## Task statement
Collect every line that includes the string "terjedelemnek".

(Items from a data source)

---

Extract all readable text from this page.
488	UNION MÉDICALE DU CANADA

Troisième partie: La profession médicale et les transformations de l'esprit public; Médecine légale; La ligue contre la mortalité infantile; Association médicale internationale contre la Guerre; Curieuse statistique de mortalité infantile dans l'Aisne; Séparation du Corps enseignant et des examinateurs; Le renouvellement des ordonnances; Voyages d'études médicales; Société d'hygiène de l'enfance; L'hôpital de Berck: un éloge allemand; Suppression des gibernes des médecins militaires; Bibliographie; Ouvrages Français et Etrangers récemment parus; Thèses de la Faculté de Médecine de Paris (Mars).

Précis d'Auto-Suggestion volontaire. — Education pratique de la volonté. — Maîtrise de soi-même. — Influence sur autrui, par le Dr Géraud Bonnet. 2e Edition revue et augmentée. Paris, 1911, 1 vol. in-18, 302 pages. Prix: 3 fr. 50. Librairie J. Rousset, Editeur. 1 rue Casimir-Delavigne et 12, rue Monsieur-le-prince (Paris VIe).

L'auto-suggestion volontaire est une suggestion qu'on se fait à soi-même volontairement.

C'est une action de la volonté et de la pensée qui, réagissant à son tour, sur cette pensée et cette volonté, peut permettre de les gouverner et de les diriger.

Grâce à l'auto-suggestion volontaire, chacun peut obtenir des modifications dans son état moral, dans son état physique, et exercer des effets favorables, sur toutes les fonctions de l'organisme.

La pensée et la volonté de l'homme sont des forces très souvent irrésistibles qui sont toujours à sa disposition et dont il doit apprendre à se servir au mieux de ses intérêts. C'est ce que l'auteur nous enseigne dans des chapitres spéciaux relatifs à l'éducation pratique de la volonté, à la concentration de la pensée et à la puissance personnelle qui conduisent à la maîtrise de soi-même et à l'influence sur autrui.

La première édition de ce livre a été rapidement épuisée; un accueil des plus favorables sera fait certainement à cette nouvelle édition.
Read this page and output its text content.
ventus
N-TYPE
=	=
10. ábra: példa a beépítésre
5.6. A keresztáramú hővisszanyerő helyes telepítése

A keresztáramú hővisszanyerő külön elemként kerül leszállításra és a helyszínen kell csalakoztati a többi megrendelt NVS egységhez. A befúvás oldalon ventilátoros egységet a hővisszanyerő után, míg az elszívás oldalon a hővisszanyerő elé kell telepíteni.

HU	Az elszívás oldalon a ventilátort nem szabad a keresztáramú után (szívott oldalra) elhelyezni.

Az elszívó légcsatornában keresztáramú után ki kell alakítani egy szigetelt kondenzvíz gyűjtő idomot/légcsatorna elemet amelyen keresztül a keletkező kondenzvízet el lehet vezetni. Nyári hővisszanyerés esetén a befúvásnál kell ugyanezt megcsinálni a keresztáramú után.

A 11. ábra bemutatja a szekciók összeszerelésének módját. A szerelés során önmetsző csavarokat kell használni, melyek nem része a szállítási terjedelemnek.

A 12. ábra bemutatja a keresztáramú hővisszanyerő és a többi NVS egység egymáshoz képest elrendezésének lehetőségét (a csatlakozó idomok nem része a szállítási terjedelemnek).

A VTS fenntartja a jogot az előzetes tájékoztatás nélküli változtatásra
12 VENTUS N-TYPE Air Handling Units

---

## Final result
A 11. ábra bemutatja a szekciók összeszerelésének módját. A szerelés során önmetsző csavarokat kell használni, melyek nem része a szállítási terjedelemnek.
A 12. ábra bemutatja a keresztáramú hővisszanyerő és a többi NVS egység egymáshoz képest elrendezésének lehetőségét (a csatlakozó idomok nem része a szállítási terjedelemnek).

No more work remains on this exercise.